┌──
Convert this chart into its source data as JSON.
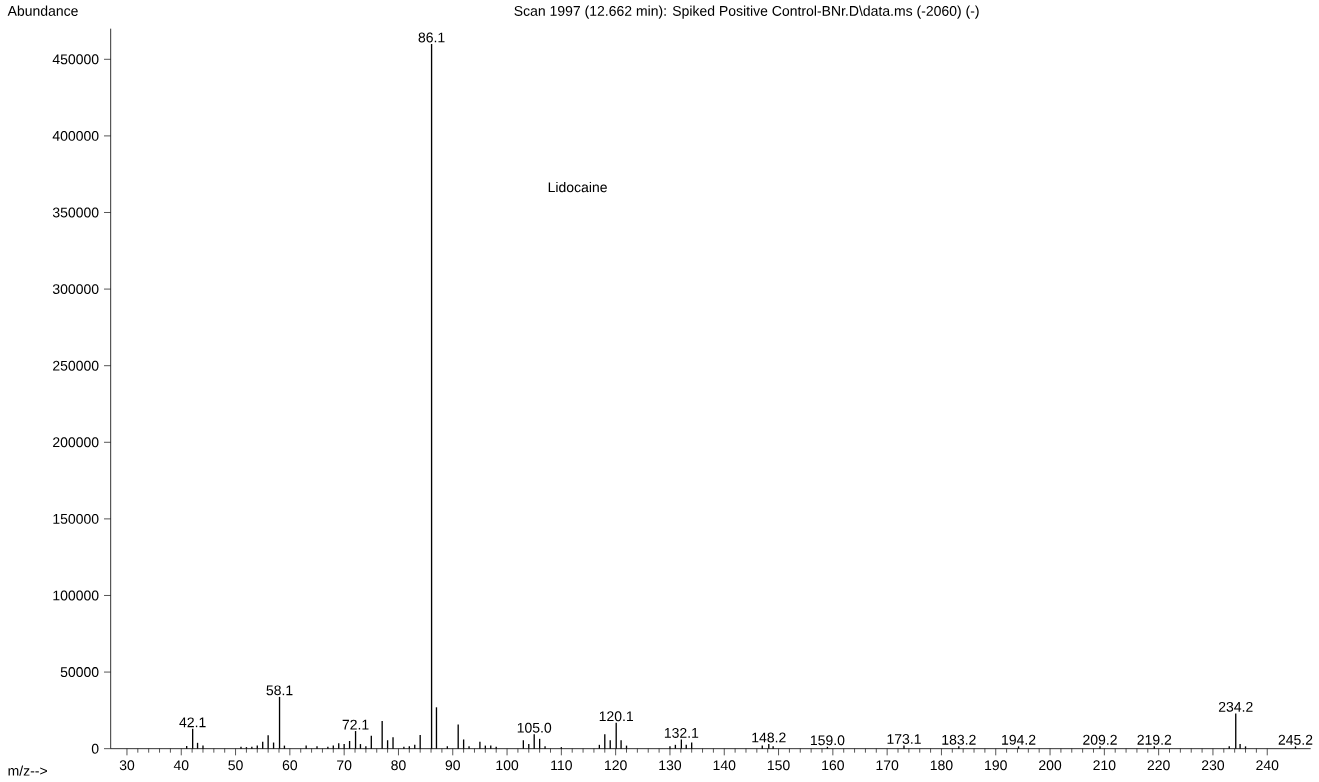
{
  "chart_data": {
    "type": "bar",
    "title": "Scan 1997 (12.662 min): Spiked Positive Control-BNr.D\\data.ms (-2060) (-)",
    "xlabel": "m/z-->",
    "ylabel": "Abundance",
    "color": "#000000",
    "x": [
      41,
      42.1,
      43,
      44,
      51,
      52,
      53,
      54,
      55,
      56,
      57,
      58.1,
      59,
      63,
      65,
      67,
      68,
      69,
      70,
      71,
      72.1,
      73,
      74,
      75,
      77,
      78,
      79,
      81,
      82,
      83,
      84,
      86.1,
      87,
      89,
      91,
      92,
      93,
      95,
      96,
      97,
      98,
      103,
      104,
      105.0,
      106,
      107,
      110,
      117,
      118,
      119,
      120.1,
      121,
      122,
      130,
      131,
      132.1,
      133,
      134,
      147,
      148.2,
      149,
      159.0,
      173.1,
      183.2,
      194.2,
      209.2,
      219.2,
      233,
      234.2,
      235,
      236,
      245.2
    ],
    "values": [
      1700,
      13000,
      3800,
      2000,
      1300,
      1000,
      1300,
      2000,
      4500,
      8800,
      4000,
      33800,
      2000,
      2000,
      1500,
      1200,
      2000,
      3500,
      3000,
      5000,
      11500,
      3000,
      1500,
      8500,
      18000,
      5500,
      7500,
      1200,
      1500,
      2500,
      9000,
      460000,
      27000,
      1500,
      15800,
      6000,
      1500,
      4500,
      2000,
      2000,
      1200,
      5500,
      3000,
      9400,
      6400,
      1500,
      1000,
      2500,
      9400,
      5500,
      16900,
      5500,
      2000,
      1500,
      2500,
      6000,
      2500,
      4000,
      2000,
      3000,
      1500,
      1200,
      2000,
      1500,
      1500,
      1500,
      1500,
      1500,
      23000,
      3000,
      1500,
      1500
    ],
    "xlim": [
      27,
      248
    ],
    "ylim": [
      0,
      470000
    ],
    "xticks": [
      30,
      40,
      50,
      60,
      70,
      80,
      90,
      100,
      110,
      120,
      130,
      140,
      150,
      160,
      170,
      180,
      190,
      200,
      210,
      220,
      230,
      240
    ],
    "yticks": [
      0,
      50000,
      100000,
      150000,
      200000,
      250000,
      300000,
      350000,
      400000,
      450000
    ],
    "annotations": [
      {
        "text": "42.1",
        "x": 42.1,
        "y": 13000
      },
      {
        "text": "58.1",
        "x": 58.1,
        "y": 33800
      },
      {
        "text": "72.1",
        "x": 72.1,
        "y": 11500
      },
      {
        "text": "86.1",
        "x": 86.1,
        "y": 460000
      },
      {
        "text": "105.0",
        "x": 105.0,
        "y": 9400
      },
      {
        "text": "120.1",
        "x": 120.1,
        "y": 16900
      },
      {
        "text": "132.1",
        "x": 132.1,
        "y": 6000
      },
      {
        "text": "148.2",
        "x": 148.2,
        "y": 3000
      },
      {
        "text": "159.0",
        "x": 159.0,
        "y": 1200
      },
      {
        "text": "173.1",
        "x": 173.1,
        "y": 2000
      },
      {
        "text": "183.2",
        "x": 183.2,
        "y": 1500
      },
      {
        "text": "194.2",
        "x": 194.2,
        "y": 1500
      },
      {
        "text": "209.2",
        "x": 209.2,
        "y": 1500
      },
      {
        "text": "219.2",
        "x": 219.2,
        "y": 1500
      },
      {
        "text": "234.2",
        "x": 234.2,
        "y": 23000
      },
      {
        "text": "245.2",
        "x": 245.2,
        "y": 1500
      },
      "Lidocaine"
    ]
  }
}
└──
> **TASK TO COMPLETE**:
Leave out the pictures and copy the rest of the material above exactly.

> **WRITTEN ANSWER**:
Convert this chart into its source data as JSON.
{
  "chart_data": {
    "type": "bar",
    "title": "Scan 1997 (12.662 min): Spiked Positive Control-BNr.D\\data.ms (-2060) (-)",
    "xlabel": "m/z-->",
    "ylabel": "Abundance",
    "color": "#000000",
    "x": [
      41,
      42.1,
      43,
      44,
      51,
      52,
      53,
      54,
      55,
      56,
      57,
      58.1,
      59,
      63,
      65,
      67,
      68,
      69,
      70,
      71,
      72.1,
      73,
      74,
      75,
      77,
      78,
      79,
      81,
      82,
      83,
      84,
      86.1,
      87,
      89,
      91,
      92,
      93,
      95,
      96,
      97,
      98,
      103,
      104,
      105.0,
      106,
      107,
      110,
      117,
      118,
      119,
      120.1,
      121,
      122,
      130,
      131,
      132.1,
      133,
      134,
      147,
      148.2,
      149,
      159.0,
      173.1,
      183.2,
      194.2,
      209.2,
      219.2,
      233,
      234.2,
      235,
      236,
      245.2
    ],
    "values": [
      1700,
      13000,
      3800,
      2000,
      1300,
      1000,
      1300,
      2000,
      4500,
      8800,
      4000,
      33800,
      2000,
      2000,
      1500,
      1200,
      2000,
      3500,
      3000,
      5000,
      11500,
      3000,
      1500,
      8500,
      18000,
      5500,
      7500,
      1200,
      1500,
      2500,
      9000,
      460000,
      27000,
      1500,
      15800,
      6000,
      1500,
      4500,
      2000,
      2000,
      1200,
      5500,
      3000,
      9400,
      6400,
      1500,
      1000,
      2500,
      9400,
      5500,
      16900,
      5500,
      2000,
      1500,
      2500,
      6000,
      2500,
      4000,
      2000,
      3000,
      1500,
      1200,
      2000,
      1500,
      1500,
      1500,
      1500,
      1500,
      23000,
      3000,
      1500,
      1500
    ],
    "xlim": [
      27,
      248
    ],
    "ylim": [
      0,
      470000
    ],
    "xticks": [
      30,
      40,
      50,
      60,
      70,
      80,
      90,
      100,
      110,
      120,
      130,
      140,
      150,
      160,
      170,
      180,
      190,
      200,
      210,
      220,
      230,
      240
    ],
    "yticks": [
      0,
      50000,
      100000,
      150000,
      200000,
      250000,
      300000,
      350000,
      400000,
      450000
    ],
    "annotations": [
      {
        "text": "42.1",
        "x": 42.1,
        "y": 13000
      },
      {
        "text": "58.1",
        "x": 58.1,
        "y": 33800
      },
      {
        "text": "72.1",
        "x": 72.1,
        "y": 11500
      },
      {
        "text": "86.1",
        "x": 86.1,
        "y": 460000
      },
      {
        "text": "105.0",
        "x": 105.0,
        "y": 9400
      },
      {
        "text": "120.1",
        "x": 120.1,
        "y": 16900
      },
      {
        "text": "132.1",
        "x": 132.1,
        "y": 6000
      },
      {
        "text": "148.2",
        "x": 148.2,
        "y": 3000
      },
      {
        "text": "159.0",
        "x": 159.0,
        "y": 1200
      },
      {
        "text": "173.1",
        "x": 173.1,
        "y": 2000
      },
      {
        "text": "183.2",
        "x": 183.2,
        "y": 1500
      },
      {
        "text": "194.2",
        "x": 194.2,
        "y": 1500
      },
      {
        "text": "209.2",
        "x": 209.2,
        "y": 1500
      },
      {
        "text": "219.2",
        "x": 219.2,
        "y": 1500
      },
      {
        "text": "234.2",
        "x": 234.2,
        "y": 23000
      },
      {
        "text": "245.2",
        "x": 245.2,
        "y": 1500
      },
      "Lidocaine"
    ]
  }
}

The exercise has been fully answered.